(Dataset entries on figures)
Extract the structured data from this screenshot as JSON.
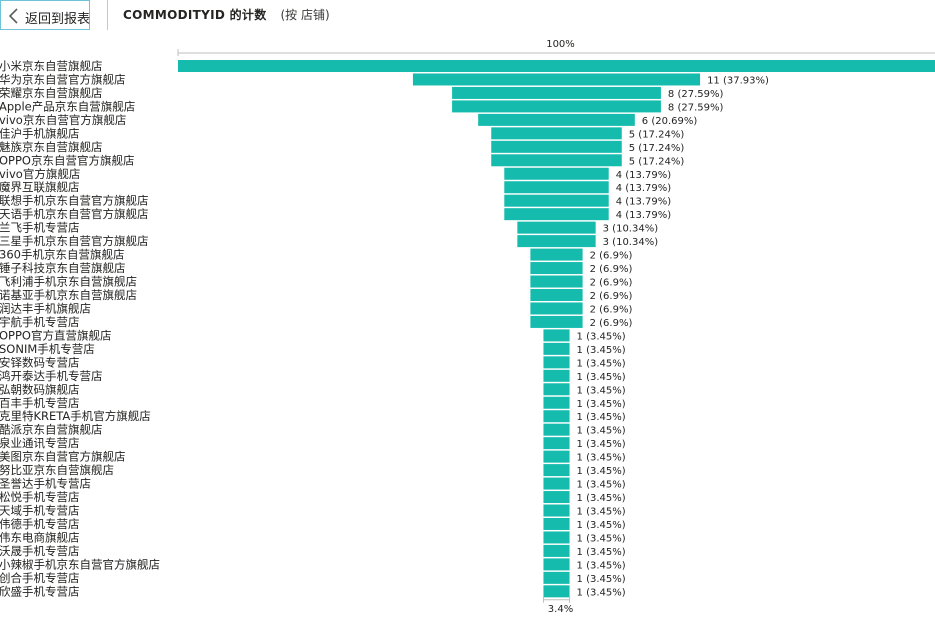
{
  "header": {
    "back_label": "返回到报表",
    "title_main": "COMMODITYID 的计数",
    "title_sub": "(按 店铺)"
  },
  "colors": {
    "bar": "#15bcae",
    "border": "#6ec4d6",
    "axis": "#bfbfbf"
  },
  "chart_data": {
    "type": "funnel",
    "title": "COMMODITYID 的计数 (按 店铺)",
    "top_label": "100%",
    "bottom_label": "3.4%",
    "categories": [
      "小米京东自营旗舰店",
      "华为京东自营官方旗舰店",
      "荣耀京东自营旗舰店",
      "Apple产品京东自营旗舰店",
      "vivo京东自营官方旗舰店",
      "佳沪手机旗舰店",
      "魅族京东自营旗舰店",
      "OPPO京东自营官方旗舰店",
      "vivo官方旗舰店",
      "魔界互联旗舰店",
      "联想手机京东自营官方旗舰店",
      "天语手机京东自营官方旗舰店",
      "兰飞手机专营店",
      "三星手机京东自营官方旗舰店",
      "360手机京东自营旗舰店",
      "锤子科技京东自营旗舰店",
      "飞利浦手机京东自营旗舰店",
      "诺基亚手机京东自营旗舰店",
      "润达丰手机旗舰店",
      "宇航手机专营店",
      "OPPO官方直营旗舰店",
      "SONIM手机专营店",
      "安铎数码专营店",
      "鸿开泰达手机专营店",
      "弘朝数码旗舰店",
      "百丰手机专营店",
      "克里特KRETA手机官方旗舰店",
      "酷派京东自营旗舰店",
      "泉业通讯专营店",
      "美图京东自营官方旗舰店",
      "努比亚京东自营旗舰店",
      "圣誉达手机专营店",
      "松悦手机专营店",
      "天域手机专营店",
      "伟德手机专营店",
      "伟东电商旗舰店",
      "沃晟手机专营店",
      "小辣椒手机京东自营官方旗舰店",
      "创合手机专营店",
      "欣盛手机专营店"
    ],
    "values": [
      29,
      11,
      8,
      8,
      6,
      5,
      5,
      5,
      4,
      4,
      4,
      4,
      3,
      3,
      2,
      2,
      2,
      2,
      2,
      2,
      1,
      1,
      1,
      1,
      1,
      1,
      1,
      1,
      1,
      1,
      1,
      1,
      1,
      1,
      1,
      1,
      1,
      1,
      1,
      1
    ],
    "value_labels": [
      "",
      "11 (37.93%)",
      "8 (27.59%)",
      "8 (27.59%)",
      "6 (20.69%)",
      "5 (17.24%)",
      "5 (17.24%)",
      "5 (17.24%)",
      "4 (13.79%)",
      "4 (13.79%)",
      "4 (13.79%)",
      "4 (13.79%)",
      "3 (10.34%)",
      "3 (10.34%)",
      "2 (6.9%)",
      "2 (6.9%)",
      "2 (6.9%)",
      "2 (6.9%)",
      "2 (6.9%)",
      "2 (6.9%)",
      "1 (3.45%)",
      "1 (3.45%)",
      "1 (3.45%)",
      "1 (3.45%)",
      "1 (3.45%)",
      "1 (3.45%)",
      "1 (3.45%)",
      "1 (3.45%)",
      "1 (3.45%)",
      "1 (3.45%)",
      "1 (3.45%)",
      "1 (3.45%)",
      "1 (3.45%)",
      "1 (3.45%)",
      "1 (3.45%)",
      "1 (3.45%)",
      "1 (3.45%)",
      "1 (3.45%)",
      "1 (3.45%)",
      "1 (3.45%)"
    ]
  }
}
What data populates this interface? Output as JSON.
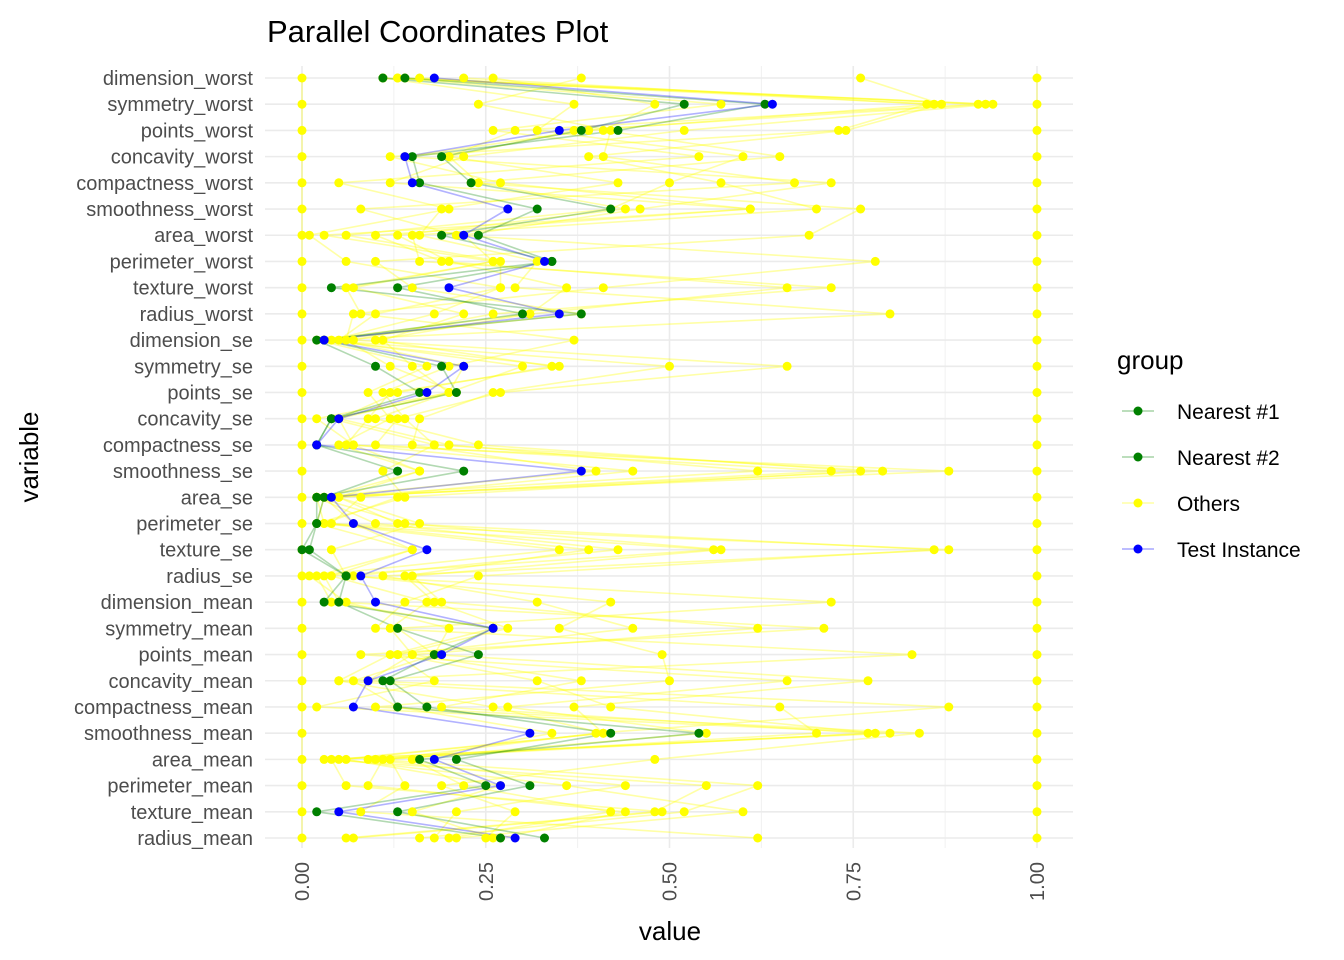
{
  "chart_data": {
    "type": "line",
    "title": "Parallel Coordinates Plot",
    "xlabel": "value",
    "ylabel": "variable",
    "xlim": [
      0,
      1
    ],
    "x_ticks": [
      "0.00",
      "0.25",
      "0.50",
      "0.75",
      "1.00"
    ],
    "x_tick_values": [
      0,
      0.25,
      0.5,
      0.75,
      1
    ],
    "grid": true,
    "legend": {
      "title": "group",
      "position": "right"
    },
    "categories": [
      "radius_mean",
      "texture_mean",
      "perimeter_mean",
      "area_mean",
      "smoothness_mean",
      "compactness_mean",
      "concavity_mean",
      "points_mean",
      "symmetry_mean",
      "dimension_mean",
      "radius_se",
      "texture_se",
      "perimeter_se",
      "area_se",
      "smoothness_se",
      "compactness_se",
      "concavity_se",
      "points_se",
      "symmetry_se",
      "dimension_se",
      "radius_worst",
      "texture_worst",
      "perimeter_worst",
      "area_worst",
      "smoothness_worst",
      "compactness_worst",
      "concavity_worst",
      "points_worst",
      "symmetry_worst",
      "dimension_worst"
    ],
    "series": [
      {
        "name": "Others",
        "color": "#FFFF00",
        "opacity": 0.35,
        "values": [
          0.06,
          0.48,
          0.55,
          0.03,
          0.8,
          0.02,
          0.18,
          0.13,
          0.28,
          0.18,
          0.14,
          0.39,
          0.04,
          0.08,
          0.45,
          0.07,
          0.02,
          0.2,
          0.22,
          0.05,
          0.1,
          0.27,
          0.27,
          0.06,
          0.42,
          0.5,
          0.6,
          0.32,
          0.37,
          0.11
        ]
      },
      {
        "name": "Others",
        "color": "#FFFF00",
        "opacity": 0.35,
        "values": [
          0.16,
          0.52,
          0.62,
          0.1,
          0.7,
          0.65,
          0.05,
          0.83,
          0.1,
          0.14,
          0.24,
          0.86,
          0.13,
          0.05,
          0.72,
          0.1,
          0.13,
          0.27,
          0.66,
          0.07,
          0.26,
          0.72,
          0.16,
          0.15,
          0.7,
          0.57,
          0.39,
          0.74,
          0.87,
          0.76
        ]
      },
      {
        "name": "Others",
        "color": "#FFFF00",
        "opacity": 0.35,
        "values": [
          0.25,
          0.29,
          0.19,
          0.48,
          0.84,
          0.1,
          0.5,
          0.49,
          0.35,
          0.42,
          0.07,
          0.43,
          0.1,
          0.02,
          0.88,
          0.06,
          0.09,
          0.12,
          0.35,
          0.03,
          0.38,
          0.15,
          0.1,
          0.69,
          0.76,
          0.23,
          0.65,
          0.41,
          0.48,
          0.26
        ]
      },
      {
        "name": "Others",
        "color": "#FFFF00",
        "opacity": 0.35,
        "values": [
          0.62,
          0.08,
          0.14,
          0.12,
          0.55,
          0.28,
          0.66,
          0.08,
          0.71,
          0.05,
          0.03,
          0.56,
          0.02,
          0.14,
          0.11,
          0.18,
          0.04,
          0.21,
          0.12,
          0.06,
          0.07,
          0.41,
          0.78,
          0.21,
          0.08,
          0.67,
          0.41,
          0.42,
          0.24,
          0.38
        ]
      },
      {
        "name": "Others",
        "color": "#FFFF00",
        "opacity": 0.35,
        "values": [
          0.07,
          0.49,
          0.06,
          0.04,
          0.78,
          0.42,
          0.32,
          0.13,
          0.45,
          0.32,
          0.11,
          0.88,
          0.03,
          0.13,
          0.76,
          0.24,
          0.1,
          0.2,
          0.3,
          0.04,
          0.18,
          0.27,
          0.06,
          0.01,
          0.2,
          0.05,
          0.54,
          0.26,
          0.57,
          0.13
        ]
      },
      {
        "name": "Others",
        "color": "#FFFF00",
        "opacity": 0.35,
        "values": [
          0.2,
          0.42,
          0.22,
          0.15,
          0.34,
          0.13,
          0.07,
          0.18,
          0.13,
          0.72,
          0.06,
          0.04,
          0.16,
          0.05,
          0.16,
          0.07,
          0.05,
          0.2,
          0.15,
          0.11,
          0.22,
          0.07,
          0.26,
          0.22,
          0.46,
          0.72,
          0.14,
          0.39,
          0.86,
          0.14
        ]
      },
      {
        "name": "Others",
        "color": "#FFFF00",
        "opacity": 0.35,
        "values": [
          0.18,
          0.21,
          0.44,
          0.09,
          0.77,
          0.19,
          0.38,
          0.15,
          0.12,
          0.17,
          0.04,
          0.15,
          0.07,
          0.03,
          0.79,
          0.18,
          0.14,
          0.11,
          0.2,
          0.37,
          0.08,
          0.06,
          0.26,
          0.03,
          0.61,
          0.27,
          0.12,
          0.73,
          0.85,
          0.22
        ]
      },
      {
        "name": "Others",
        "color": "#FFFF00",
        "opacity": 0.35,
        "values": [
          0.27,
          0.44,
          0.09,
          0.11,
          0.4,
          0.88,
          0.09,
          0.15,
          0.62,
          0.19,
          0.15,
          0.57,
          0.14,
          0.02,
          0.62,
          0.2,
          0.05,
          0.13,
          0.34,
          0.1,
          0.31,
          0.36,
          0.2,
          0.13,
          0.44,
          0.24,
          0.2,
          0.29,
          0.92,
          0.16
        ]
      },
      {
        "name": "Others",
        "color": "#FFFF00",
        "opacity": 0.35,
        "values": [
          0.26,
          0.15,
          0.27,
          0.06,
          0.41,
          0.37,
          0.77,
          0.18,
          0.2,
          0.06,
          0.01,
          0.35,
          0.03,
          0.02,
          0.4,
          0.15,
          0.16,
          0.26,
          0.5,
          0.03,
          0.8,
          0.29,
          0.32,
          0.16,
          0.19,
          0.43,
          0.2,
          0.37,
          0.93,
          0.11
        ]
      },
      {
        "name": "Others",
        "color": "#FFFF00",
        "opacity": 0.35,
        "values": [
          0.21,
          0.6,
          0.36,
          0.05,
          0.41,
          0.26,
          0.05,
          0.12,
          0.26,
          0.04,
          0.02,
          0.15,
          0.02,
          0.03,
          0.16,
          0.05,
          0.12,
          0.09,
          0.17,
          0.02,
          0.31,
          0.66,
          0.19,
          0.1,
          0.61,
          0.12,
          0.22,
          0.52,
          0.94,
          0.13
        ]
      },
      {
        "name": "Others",
        "color": "#FFFF00",
        "opacity": 0.35,
        "values": [
          0.0,
          0.0,
          0.0,
          0.0,
          0.0,
          0.0,
          0.0,
          0.0,
          0.0,
          0.0,
          0.0,
          0.0,
          0.0,
          0.0,
          0.0,
          0.0,
          0.0,
          0.0,
          0.0,
          0.0,
          0.0,
          0.0,
          0.0,
          0.0,
          0.0,
          0.0,
          0.0,
          0.0,
          0.0,
          0.0
        ]
      },
      {
        "name": "Others",
        "color": "#FFFF00",
        "opacity": 0.35,
        "values": [
          1.0,
          1.0,
          1.0,
          1.0,
          1.0,
          1.0,
          1.0,
          1.0,
          1.0,
          1.0,
          1.0,
          1.0,
          1.0,
          1.0,
          1.0,
          1.0,
          1.0,
          1.0,
          1.0,
          1.0,
          1.0,
          1.0,
          1.0,
          1.0,
          1.0,
          1.0,
          1.0,
          1.0,
          1.0,
          1.0
        ]
      },
      {
        "name": "Nearest #1",
        "color": "#008000",
        "opacity": 0.3,
        "values": [
          0.33,
          0.13,
          0.31,
          0.21,
          0.42,
          0.17,
          0.12,
          0.24,
          0.13,
          0.05,
          0.06,
          0.01,
          0.02,
          0.02,
          0.22,
          0.02,
          0.04,
          0.16,
          0.1,
          0.02,
          0.38,
          0.04,
          0.34,
          0.24,
          0.32,
          0.16,
          0.15,
          0.43,
          0.63,
          0.14
        ]
      },
      {
        "name": "Nearest #2",
        "color": "#008000",
        "opacity": 0.3,
        "values": [
          0.27,
          0.02,
          0.25,
          0.16,
          0.54,
          0.13,
          0.11,
          0.18,
          0.26,
          0.03,
          0.06,
          0.0,
          0.02,
          0.03,
          0.13,
          0.02,
          0.04,
          0.21,
          0.19,
          0.03,
          0.3,
          0.13,
          0.34,
          0.19,
          0.42,
          0.23,
          0.19,
          0.38,
          0.52,
          0.11
        ]
      },
      {
        "name": "Test Instance",
        "color": "#0000FF",
        "opacity": 0.3,
        "values": [
          0.29,
          0.05,
          0.27,
          0.18,
          0.31,
          0.07,
          0.09,
          0.19,
          0.26,
          0.1,
          0.08,
          0.17,
          0.07,
          0.04,
          0.38,
          0.02,
          0.05,
          0.17,
          0.22,
          0.03,
          0.35,
          0.2,
          0.33,
          0.22,
          0.28,
          0.15,
          0.14,
          0.35,
          0.64,
          0.18
        ]
      }
    ],
    "legend_entries": [
      {
        "label": "Nearest #1",
        "color": "#008000"
      },
      {
        "label": "Nearest #2",
        "color": "#008000"
      },
      {
        "label": "Others",
        "color": "#FFFF00"
      },
      {
        "label": "Test Instance",
        "color": "#0000FF"
      }
    ]
  }
}
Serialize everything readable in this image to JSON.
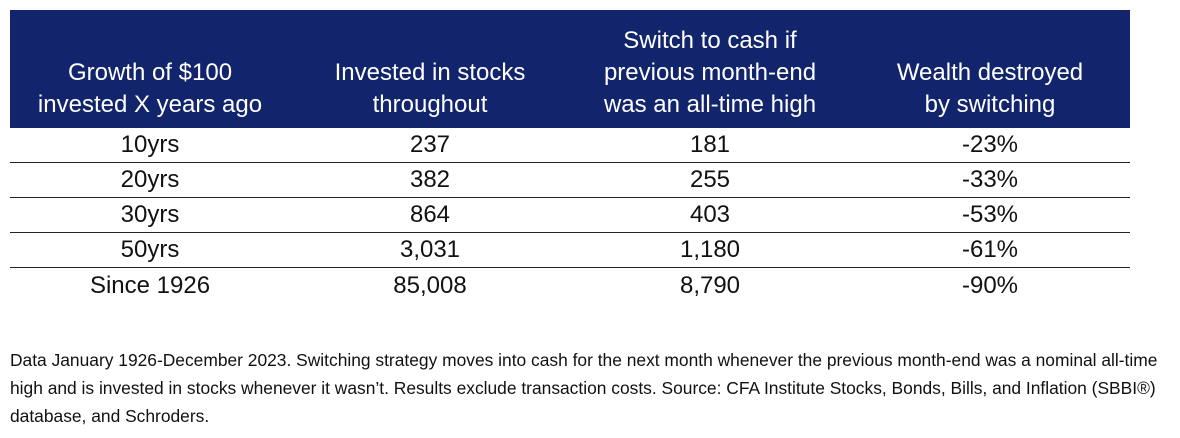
{
  "chart_data": {
    "type": "table",
    "columns": [
      [
        "Growth of $100",
        "invested X years ago"
      ],
      [
        "Invested in stocks",
        "throughout"
      ],
      [
        "Switch to cash if",
        "previous month-end",
        "was an all-time high"
      ],
      [
        "Wealth destroyed",
        "by switching"
      ]
    ],
    "rows": [
      [
        "10yrs",
        "237",
        "181",
        "-23%"
      ],
      [
        "20yrs",
        "382",
        "255",
        "-33%"
      ],
      [
        "30yrs",
        "864",
        "403",
        "-53%"
      ],
      [
        "50yrs",
        "3,031",
        "1,180",
        "-61%"
      ],
      [
        "Since 1926",
        "85,008",
        "8,790",
        "-90%"
      ]
    ],
    "header_color": "#12246b"
  },
  "note": "Data January 1926-December 2023. Switching strategy moves into cash for the next month whenever the previous month-end was a nominal all-time high and is invested in stocks whenever it wasn’t. Results exclude transaction costs. Source: CFA Institute Stocks, Bonds, Bills, and Inflation (SBBI®) database, and Schroders."
}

### [SET EXERCISE]
Repeat the line containing "Serialize everything readable" and every line after it up to the end of the material above, exactly as they stand, minus the pictures.

### [REPLY]
Serialize everything readable in this image to JSON.
{
  "chart_data": {
    "type": "table",
    "columns": [
      [
        "Growth of $100",
        "invested X years ago"
      ],
      [
        "Invested in stocks",
        "throughout"
      ],
      [
        "Switch to cash if",
        "previous month-end",
        "was an all-time high"
      ],
      [
        "Wealth destroyed",
        "by switching"
      ]
    ],
    "rows": [
      [
        "10yrs",
        "237",
        "181",
        "-23%"
      ],
      [
        "20yrs",
        "382",
        "255",
        "-33%"
      ],
      [
        "30yrs",
        "864",
        "403",
        "-53%"
      ],
      [
        "50yrs",
        "3,031",
        "1,180",
        "-61%"
      ],
      [
        "Since 1926",
        "85,008",
        "8,790",
        "-90%"
      ]
    ],
    "header_color": "#12246b"
  },
  "note": "Data January 1926-December 2023. Switching strategy moves into cash for the next month whenever the previous month-end was a nominal all-time high and is invested in stocks whenever it wasn’t. Results exclude transaction costs. Source: CFA Institute Stocks, Bonds, Bills, and Inflation (SBBI®) database, and Schroders."
}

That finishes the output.